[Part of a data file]

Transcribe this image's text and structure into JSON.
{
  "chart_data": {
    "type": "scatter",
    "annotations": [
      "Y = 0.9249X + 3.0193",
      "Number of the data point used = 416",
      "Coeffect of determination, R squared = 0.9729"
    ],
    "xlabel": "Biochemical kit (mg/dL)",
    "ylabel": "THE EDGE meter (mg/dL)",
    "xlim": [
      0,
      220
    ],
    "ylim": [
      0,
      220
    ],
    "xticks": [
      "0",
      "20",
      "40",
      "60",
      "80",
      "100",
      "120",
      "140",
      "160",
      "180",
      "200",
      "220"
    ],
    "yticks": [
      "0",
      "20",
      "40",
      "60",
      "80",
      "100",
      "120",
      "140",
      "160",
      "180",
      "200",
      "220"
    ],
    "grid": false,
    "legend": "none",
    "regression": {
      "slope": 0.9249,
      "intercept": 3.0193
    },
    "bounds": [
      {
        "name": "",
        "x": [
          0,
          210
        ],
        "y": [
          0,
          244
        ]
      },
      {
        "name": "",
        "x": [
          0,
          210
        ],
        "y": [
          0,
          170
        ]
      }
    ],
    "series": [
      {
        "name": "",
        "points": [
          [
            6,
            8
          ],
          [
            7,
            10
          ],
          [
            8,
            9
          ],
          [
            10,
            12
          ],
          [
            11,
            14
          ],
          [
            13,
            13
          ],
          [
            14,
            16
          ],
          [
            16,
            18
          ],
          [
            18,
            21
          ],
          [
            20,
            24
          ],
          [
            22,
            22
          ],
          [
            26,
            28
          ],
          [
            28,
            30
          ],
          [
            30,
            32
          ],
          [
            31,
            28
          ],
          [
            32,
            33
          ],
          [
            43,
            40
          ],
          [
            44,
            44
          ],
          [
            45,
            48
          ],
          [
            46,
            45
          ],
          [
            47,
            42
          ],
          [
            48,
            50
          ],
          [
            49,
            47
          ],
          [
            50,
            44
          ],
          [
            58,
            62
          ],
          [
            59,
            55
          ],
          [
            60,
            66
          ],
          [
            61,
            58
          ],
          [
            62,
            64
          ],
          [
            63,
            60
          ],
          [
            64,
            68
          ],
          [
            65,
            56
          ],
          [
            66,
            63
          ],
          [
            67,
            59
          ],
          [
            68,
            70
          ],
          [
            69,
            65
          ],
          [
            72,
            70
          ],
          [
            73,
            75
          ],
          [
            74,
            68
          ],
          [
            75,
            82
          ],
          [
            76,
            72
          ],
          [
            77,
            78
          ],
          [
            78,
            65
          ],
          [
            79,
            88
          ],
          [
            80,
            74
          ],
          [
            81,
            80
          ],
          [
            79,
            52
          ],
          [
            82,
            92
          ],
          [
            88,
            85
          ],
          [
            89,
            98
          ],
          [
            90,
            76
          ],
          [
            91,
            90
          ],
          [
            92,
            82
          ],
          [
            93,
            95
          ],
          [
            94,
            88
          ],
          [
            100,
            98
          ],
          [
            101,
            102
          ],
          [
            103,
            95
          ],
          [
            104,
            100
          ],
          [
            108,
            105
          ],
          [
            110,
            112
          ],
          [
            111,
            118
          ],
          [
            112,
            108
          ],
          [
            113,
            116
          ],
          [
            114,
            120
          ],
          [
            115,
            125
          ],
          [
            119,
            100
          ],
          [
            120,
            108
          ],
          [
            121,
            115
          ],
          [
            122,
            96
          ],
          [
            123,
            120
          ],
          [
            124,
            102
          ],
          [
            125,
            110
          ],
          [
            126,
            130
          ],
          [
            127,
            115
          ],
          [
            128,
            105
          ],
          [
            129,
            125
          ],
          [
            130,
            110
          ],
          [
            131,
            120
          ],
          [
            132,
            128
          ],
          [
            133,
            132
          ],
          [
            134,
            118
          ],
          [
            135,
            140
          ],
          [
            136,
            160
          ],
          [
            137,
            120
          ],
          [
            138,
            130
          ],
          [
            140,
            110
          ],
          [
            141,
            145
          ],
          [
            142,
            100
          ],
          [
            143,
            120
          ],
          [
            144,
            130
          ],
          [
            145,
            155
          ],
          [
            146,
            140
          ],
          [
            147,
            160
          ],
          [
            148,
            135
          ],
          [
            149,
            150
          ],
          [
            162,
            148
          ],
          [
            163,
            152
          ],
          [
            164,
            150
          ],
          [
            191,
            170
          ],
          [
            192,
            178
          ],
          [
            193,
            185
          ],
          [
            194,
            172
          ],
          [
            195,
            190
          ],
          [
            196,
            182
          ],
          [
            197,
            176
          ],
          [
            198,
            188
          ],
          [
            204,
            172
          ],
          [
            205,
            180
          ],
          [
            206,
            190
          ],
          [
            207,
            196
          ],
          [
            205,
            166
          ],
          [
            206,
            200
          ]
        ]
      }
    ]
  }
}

## WHAT THE TASK REQUIRES
Using the exact wording, write out all of the records.

## TASK RESULT
Transcribe this image's text and structure into JSON.
{
  "chart_data": {
    "type": "scatter",
    "annotations": [
      "Y = 0.9249X + 3.0193",
      "Number of the data point used = 416",
      "Coeffect of determination, R squared = 0.9729"
    ],
    "xlabel": "Biochemical kit (mg/dL)",
    "ylabel": "THE EDGE meter (mg/dL)",
    "xlim": [
      0,
      220
    ],
    "ylim": [
      0,
      220
    ],
    "xticks": [
      "0",
      "20",
      "40",
      "60",
      "80",
      "100",
      "120",
      "140",
      "160",
      "180",
      "200",
      "220"
    ],
    "yticks": [
      "0",
      "20",
      "40",
      "60",
      "80",
      "100",
      "120",
      "140",
      "160",
      "180",
      "200",
      "220"
    ],
    "grid": false,
    "legend": "none",
    "regression": {
      "slope": 0.9249,
      "intercept": 3.0193
    },
    "bounds": [
      {
        "name": "",
        "x": [
          0,
          210
        ],
        "y": [
          0,
          244
        ]
      },
      {
        "name": "",
        "x": [
          0,
          210
        ],
        "y": [
          0,
          170
        ]
      }
    ],
    "series": [
      {
        "name": "",
        "points": [
          [
            6,
            8
          ],
          [
            7,
            10
          ],
          [
            8,
            9
          ],
          [
            10,
            12
          ],
          [
            11,
            14
          ],
          [
            13,
            13
          ],
          [
            14,
            16
          ],
          [
            16,
            18
          ],
          [
            18,
            21
          ],
          [
            20,
            24
          ],
          [
            22,
            22
          ],
          [
            26,
            28
          ],
          [
            28,
            30
          ],
          [
            30,
            32
          ],
          [
            31,
            28
          ],
          [
            32,
            33
          ],
          [
            43,
            40
          ],
          [
            44,
            44
          ],
          [
            45,
            48
          ],
          [
            46,
            45
          ],
          [
            47,
            42
          ],
          [
            48,
            50
          ],
          [
            49,
            47
          ],
          [
            50,
            44
          ],
          [
            58,
            62
          ],
          [
            59,
            55
          ],
          [
            60,
            66
          ],
          [
            61,
            58
          ],
          [
            62,
            64
          ],
          [
            63,
            60
          ],
          [
            64,
            68
          ],
          [
            65,
            56
          ],
          [
            66,
            63
          ],
          [
            67,
            59
          ],
          [
            68,
            70
          ],
          [
            69,
            65
          ],
          [
            72,
            70
          ],
          [
            73,
            75
          ],
          [
            74,
            68
          ],
          [
            75,
            82
          ],
          [
            76,
            72
          ],
          [
            77,
            78
          ],
          [
            78,
            65
          ],
          [
            79,
            88
          ],
          [
            80,
            74
          ],
          [
            81,
            80
          ],
          [
            79,
            52
          ],
          [
            82,
            92
          ],
          [
            88,
            85
          ],
          [
            89,
            98
          ],
          [
            90,
            76
          ],
          [
            91,
            90
          ],
          [
            92,
            82
          ],
          [
            93,
            95
          ],
          [
            94,
            88
          ],
          [
            100,
            98
          ],
          [
            101,
            102
          ],
          [
            103,
            95
          ],
          [
            104,
            100
          ],
          [
            108,
            105
          ],
          [
            110,
            112
          ],
          [
            111,
            118
          ],
          [
            112,
            108
          ],
          [
            113,
            116
          ],
          [
            114,
            120
          ],
          [
            115,
            125
          ],
          [
            119,
            100
          ],
          [
            120,
            108
          ],
          [
            121,
            115
          ],
          [
            122,
            96
          ],
          [
            123,
            120
          ],
          [
            124,
            102
          ],
          [
            125,
            110
          ],
          [
            126,
            130
          ],
          [
            127,
            115
          ],
          [
            128,
            105
          ],
          [
            129,
            125
          ],
          [
            130,
            110
          ],
          [
            131,
            120
          ],
          [
            132,
            128
          ],
          [
            133,
            132
          ],
          [
            134,
            118
          ],
          [
            135,
            140
          ],
          [
            136,
            160
          ],
          [
            137,
            120
          ],
          [
            138,
            130
          ],
          [
            140,
            110
          ],
          [
            141,
            145
          ],
          [
            142,
            100
          ],
          [
            143,
            120
          ],
          [
            144,
            130
          ],
          [
            145,
            155
          ],
          [
            146,
            140
          ],
          [
            147,
            160
          ],
          [
            148,
            135
          ],
          [
            149,
            150
          ],
          [
            162,
            148
          ],
          [
            163,
            152
          ],
          [
            164,
            150
          ],
          [
            191,
            170
          ],
          [
            192,
            178
          ],
          [
            193,
            185
          ],
          [
            194,
            172
          ],
          [
            195,
            190
          ],
          [
            196,
            182
          ],
          [
            197,
            176
          ],
          [
            198,
            188
          ],
          [
            204,
            172
          ],
          [
            205,
            180
          ],
          [
            206,
            190
          ],
          [
            207,
            196
          ],
          [
            205,
            166
          ],
          [
            206,
            200
          ]
        ]
      }
    ]
  }
}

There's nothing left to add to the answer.